Written request »
Copy out the lines from the beginning of the data through the line holding "whatsapp-icon (917, 6, 938, 26)", inclusive.

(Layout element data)
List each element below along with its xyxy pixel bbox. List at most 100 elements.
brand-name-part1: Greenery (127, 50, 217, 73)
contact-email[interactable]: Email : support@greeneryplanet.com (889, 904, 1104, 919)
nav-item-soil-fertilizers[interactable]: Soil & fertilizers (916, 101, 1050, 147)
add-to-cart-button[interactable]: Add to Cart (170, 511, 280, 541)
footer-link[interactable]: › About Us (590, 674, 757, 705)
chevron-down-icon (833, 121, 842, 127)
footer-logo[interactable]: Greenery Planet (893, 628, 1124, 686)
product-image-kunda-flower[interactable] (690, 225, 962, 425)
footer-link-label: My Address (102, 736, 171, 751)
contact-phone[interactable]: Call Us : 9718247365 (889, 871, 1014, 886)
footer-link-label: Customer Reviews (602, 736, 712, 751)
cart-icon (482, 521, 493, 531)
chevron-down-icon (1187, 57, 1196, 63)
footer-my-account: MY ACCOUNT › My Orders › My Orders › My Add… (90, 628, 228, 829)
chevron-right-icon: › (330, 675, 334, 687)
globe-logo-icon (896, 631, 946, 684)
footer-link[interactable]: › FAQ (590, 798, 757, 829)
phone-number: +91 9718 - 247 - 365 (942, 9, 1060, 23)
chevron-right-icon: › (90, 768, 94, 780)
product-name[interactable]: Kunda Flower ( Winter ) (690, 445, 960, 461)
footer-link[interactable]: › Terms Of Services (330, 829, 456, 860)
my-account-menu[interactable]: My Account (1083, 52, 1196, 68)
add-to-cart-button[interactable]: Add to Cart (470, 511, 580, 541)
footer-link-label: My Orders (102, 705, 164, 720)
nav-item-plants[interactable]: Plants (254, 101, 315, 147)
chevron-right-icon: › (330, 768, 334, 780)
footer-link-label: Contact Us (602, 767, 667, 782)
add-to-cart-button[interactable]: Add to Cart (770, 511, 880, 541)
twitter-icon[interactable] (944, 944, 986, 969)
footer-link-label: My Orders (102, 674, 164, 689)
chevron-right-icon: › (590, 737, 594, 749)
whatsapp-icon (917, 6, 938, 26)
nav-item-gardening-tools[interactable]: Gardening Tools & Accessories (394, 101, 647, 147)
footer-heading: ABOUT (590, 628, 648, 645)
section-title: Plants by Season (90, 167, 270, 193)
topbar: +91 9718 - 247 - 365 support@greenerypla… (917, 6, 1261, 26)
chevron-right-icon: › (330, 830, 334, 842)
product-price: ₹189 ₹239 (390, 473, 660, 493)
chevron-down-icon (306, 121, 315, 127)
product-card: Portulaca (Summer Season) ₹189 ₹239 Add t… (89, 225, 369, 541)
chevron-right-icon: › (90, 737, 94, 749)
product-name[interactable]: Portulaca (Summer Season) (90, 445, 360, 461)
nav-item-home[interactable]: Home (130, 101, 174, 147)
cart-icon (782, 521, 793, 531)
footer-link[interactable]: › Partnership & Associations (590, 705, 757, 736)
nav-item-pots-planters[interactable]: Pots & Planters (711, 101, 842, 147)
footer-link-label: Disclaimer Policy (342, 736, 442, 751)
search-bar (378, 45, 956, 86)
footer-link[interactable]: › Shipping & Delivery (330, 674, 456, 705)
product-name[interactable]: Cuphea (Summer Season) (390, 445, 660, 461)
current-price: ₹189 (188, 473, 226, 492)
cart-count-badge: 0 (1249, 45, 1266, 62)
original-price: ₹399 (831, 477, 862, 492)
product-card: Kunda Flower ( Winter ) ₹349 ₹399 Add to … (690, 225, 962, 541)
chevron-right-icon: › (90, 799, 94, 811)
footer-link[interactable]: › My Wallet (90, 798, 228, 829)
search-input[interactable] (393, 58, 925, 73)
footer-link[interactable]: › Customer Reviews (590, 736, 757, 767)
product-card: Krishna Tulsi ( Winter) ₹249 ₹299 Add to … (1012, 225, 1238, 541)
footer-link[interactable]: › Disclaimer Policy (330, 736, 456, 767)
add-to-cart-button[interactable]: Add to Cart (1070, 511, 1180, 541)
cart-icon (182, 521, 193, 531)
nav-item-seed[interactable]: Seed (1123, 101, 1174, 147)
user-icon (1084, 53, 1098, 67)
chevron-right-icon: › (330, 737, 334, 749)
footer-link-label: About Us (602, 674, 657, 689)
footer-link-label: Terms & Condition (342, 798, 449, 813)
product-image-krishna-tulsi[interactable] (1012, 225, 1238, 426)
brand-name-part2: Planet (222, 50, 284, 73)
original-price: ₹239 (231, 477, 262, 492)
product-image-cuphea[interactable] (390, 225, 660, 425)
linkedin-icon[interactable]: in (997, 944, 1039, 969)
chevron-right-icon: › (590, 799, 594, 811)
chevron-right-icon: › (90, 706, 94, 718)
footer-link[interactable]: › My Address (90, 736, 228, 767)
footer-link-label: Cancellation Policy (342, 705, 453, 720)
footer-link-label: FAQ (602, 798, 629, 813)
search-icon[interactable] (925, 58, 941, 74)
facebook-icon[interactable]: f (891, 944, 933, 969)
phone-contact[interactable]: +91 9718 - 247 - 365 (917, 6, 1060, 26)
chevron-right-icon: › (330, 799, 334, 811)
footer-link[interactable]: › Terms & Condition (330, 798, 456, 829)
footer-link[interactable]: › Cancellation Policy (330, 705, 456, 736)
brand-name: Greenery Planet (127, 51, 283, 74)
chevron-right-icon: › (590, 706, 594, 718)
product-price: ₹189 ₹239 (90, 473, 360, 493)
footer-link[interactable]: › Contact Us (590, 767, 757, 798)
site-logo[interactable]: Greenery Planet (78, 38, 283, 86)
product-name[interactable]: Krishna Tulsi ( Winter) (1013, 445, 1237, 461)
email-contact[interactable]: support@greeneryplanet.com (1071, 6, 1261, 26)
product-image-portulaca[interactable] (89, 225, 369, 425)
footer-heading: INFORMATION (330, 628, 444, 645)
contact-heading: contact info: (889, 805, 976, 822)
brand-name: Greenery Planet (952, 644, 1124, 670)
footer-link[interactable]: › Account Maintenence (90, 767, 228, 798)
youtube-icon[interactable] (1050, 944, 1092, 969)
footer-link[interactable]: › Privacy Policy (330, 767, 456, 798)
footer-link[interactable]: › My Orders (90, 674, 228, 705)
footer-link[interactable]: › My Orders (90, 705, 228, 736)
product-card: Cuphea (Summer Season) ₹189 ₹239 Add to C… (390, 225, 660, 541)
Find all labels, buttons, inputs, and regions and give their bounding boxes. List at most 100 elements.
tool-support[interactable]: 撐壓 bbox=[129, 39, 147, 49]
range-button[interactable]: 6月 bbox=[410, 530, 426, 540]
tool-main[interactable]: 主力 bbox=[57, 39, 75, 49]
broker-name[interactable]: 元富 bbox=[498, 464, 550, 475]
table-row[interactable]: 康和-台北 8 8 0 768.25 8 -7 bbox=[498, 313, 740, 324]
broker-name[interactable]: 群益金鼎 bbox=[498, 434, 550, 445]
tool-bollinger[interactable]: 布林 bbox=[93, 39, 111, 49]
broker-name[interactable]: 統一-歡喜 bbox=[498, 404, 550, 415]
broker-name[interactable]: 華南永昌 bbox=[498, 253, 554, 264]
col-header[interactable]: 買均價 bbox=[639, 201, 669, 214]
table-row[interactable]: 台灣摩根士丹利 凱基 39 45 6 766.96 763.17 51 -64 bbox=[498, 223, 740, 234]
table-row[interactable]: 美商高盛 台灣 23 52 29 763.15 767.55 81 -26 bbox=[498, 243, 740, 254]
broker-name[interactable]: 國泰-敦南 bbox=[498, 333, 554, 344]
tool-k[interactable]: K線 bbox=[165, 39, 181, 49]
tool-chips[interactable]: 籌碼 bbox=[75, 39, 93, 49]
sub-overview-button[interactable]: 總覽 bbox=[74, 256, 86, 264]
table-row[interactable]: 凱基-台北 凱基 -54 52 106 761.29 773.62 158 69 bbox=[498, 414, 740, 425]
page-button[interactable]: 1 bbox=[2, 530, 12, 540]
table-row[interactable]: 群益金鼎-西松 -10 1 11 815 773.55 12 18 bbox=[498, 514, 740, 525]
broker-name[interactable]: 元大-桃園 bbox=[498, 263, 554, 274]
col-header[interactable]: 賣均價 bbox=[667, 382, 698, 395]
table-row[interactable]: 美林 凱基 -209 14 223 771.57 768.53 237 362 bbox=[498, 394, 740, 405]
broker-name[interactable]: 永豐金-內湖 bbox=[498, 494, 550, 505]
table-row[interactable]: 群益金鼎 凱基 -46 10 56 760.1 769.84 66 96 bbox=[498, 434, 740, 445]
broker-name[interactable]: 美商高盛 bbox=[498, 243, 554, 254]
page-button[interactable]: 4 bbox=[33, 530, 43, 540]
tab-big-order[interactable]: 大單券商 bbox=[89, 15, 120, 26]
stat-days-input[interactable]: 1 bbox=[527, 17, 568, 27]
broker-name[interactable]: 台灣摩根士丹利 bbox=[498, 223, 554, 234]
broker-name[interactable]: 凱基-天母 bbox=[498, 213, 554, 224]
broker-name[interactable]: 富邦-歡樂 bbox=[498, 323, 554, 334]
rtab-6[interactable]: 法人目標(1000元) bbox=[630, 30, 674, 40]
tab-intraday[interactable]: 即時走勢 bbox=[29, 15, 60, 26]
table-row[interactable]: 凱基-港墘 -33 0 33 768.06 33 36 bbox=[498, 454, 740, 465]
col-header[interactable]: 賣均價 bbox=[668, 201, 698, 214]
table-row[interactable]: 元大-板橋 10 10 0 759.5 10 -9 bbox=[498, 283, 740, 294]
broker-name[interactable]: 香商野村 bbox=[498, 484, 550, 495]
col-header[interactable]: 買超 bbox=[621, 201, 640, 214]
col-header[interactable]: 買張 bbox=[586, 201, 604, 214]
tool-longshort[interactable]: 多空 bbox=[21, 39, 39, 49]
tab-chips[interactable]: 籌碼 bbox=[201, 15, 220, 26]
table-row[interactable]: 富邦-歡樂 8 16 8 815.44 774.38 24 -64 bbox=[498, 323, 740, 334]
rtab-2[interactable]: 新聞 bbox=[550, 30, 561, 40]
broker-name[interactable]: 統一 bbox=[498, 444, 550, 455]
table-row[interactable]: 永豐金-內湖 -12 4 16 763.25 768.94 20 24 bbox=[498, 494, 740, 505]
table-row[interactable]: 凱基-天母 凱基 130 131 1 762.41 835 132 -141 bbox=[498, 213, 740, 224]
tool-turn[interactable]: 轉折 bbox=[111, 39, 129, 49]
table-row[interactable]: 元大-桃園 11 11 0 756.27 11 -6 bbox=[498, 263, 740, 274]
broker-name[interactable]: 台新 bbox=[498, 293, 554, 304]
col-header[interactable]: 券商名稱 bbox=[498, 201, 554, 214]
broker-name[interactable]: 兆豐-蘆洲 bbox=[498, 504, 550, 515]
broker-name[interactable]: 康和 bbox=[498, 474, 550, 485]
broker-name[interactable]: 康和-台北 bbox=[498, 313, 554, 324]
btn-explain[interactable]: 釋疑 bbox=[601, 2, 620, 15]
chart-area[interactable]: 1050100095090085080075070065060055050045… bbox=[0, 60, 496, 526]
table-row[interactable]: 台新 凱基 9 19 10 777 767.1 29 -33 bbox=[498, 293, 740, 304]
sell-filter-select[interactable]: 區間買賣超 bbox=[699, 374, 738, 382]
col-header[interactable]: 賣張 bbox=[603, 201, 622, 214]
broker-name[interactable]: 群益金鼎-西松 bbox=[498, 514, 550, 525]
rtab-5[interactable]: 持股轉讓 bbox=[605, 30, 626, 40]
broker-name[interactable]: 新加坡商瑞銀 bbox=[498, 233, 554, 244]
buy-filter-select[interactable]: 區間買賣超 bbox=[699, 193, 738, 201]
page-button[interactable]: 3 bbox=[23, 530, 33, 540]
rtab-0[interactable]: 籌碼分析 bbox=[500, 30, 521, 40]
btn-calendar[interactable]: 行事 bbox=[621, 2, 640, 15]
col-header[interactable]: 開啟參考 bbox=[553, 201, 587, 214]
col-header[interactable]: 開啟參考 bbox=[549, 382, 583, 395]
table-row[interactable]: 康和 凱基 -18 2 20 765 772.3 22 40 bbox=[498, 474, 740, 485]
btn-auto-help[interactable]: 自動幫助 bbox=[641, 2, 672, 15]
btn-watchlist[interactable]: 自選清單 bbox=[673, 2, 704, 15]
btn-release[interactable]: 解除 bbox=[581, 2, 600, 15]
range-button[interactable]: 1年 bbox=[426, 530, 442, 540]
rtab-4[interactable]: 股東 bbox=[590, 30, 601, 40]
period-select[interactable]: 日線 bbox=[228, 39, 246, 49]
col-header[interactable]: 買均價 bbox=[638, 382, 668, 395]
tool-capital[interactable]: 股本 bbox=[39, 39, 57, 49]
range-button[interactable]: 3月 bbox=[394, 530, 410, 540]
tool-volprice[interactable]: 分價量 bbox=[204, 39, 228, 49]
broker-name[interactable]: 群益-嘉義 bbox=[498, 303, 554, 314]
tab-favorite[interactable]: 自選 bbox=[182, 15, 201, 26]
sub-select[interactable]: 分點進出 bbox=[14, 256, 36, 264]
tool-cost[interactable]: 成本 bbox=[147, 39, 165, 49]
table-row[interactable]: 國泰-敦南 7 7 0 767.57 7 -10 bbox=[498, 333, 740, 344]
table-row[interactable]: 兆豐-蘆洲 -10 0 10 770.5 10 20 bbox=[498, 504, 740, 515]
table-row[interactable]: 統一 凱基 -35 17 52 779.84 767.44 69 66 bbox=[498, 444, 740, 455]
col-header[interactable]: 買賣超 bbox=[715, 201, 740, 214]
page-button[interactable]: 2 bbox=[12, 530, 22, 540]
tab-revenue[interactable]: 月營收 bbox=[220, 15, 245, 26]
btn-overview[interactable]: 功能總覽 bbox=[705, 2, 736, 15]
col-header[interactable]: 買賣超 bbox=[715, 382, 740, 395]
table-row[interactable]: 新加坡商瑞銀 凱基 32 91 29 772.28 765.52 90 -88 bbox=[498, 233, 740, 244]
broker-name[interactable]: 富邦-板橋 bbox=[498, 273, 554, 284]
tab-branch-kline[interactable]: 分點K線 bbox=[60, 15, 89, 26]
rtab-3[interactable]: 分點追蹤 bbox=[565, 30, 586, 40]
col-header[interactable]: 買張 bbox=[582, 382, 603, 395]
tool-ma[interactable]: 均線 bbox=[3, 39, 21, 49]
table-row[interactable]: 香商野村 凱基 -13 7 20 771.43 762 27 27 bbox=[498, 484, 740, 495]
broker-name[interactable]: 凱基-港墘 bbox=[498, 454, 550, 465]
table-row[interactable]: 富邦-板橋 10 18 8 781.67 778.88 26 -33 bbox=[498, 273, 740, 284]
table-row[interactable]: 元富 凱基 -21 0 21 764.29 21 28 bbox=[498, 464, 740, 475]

Exercise solution »
List each element below along with its xyxy pixel bbox. List at most 100 elements.
brand-name-part1: Greenery (127, 50, 217, 73)
contact-email[interactable]: Email : support@greeneryplanet.com (889, 904, 1104, 919)
nav-item-soil-fertilizers[interactable]: Soil & fertilizers (916, 101, 1050, 147)
add-to-cart-button[interactable]: Add to Cart (170, 511, 280, 541)
footer-link[interactable]: › About Us (590, 674, 757, 705)
chevron-down-icon (833, 121, 842, 127)
footer-logo[interactable]: Greenery Planet (893, 628, 1124, 686)
product-image-kunda-flower[interactable] (690, 225, 962, 425)
footer-link-label: My Address (102, 736, 171, 751)
contact-phone[interactable]: Call Us : 9718247365 (889, 871, 1014, 886)
footer-link-label: Customer Reviews (602, 736, 712, 751)
cart-icon (482, 521, 493, 531)
chevron-down-icon (1187, 57, 1196, 63)
footer-my-account: MY ACCOUNT › My Orders › My Orders › My Add… (90, 628, 228, 829)
chevron-right-icon: › (330, 675, 334, 687)
globe-logo-icon (896, 631, 946, 684)
footer-link[interactable]: › FAQ (590, 798, 757, 829)
phone-number: +91 9718 - 247 - 365 (942, 9, 1060, 23)
chevron-right-icon: › (90, 768, 94, 780)
product-name[interactable]: Kunda Flower ( Winter ) (690, 445, 960, 461)
footer-link[interactable]: › Terms Of Services (330, 829, 456, 860)
my-account-menu[interactable]: My Account (1083, 52, 1196, 68)
add-to-cart-button[interactable]: Add to Cart (470, 511, 580, 541)
footer-link-label: My Orders (102, 705, 164, 720)
nav-item-plants[interactable]: Plants (254, 101, 315, 147)
chevron-right-icon: › (330, 768, 334, 780)
footer-link-label: Contact Us (602, 767, 667, 782)
add-to-cart-button[interactable]: Add to Cart (770, 511, 880, 541)
twitter-icon[interactable] (944, 944, 986, 969)
footer-link-label: My Orders (102, 674, 164, 689)
chevron-right-icon: › (590, 737, 594, 749)
whatsapp-icon (917, 6, 938, 26)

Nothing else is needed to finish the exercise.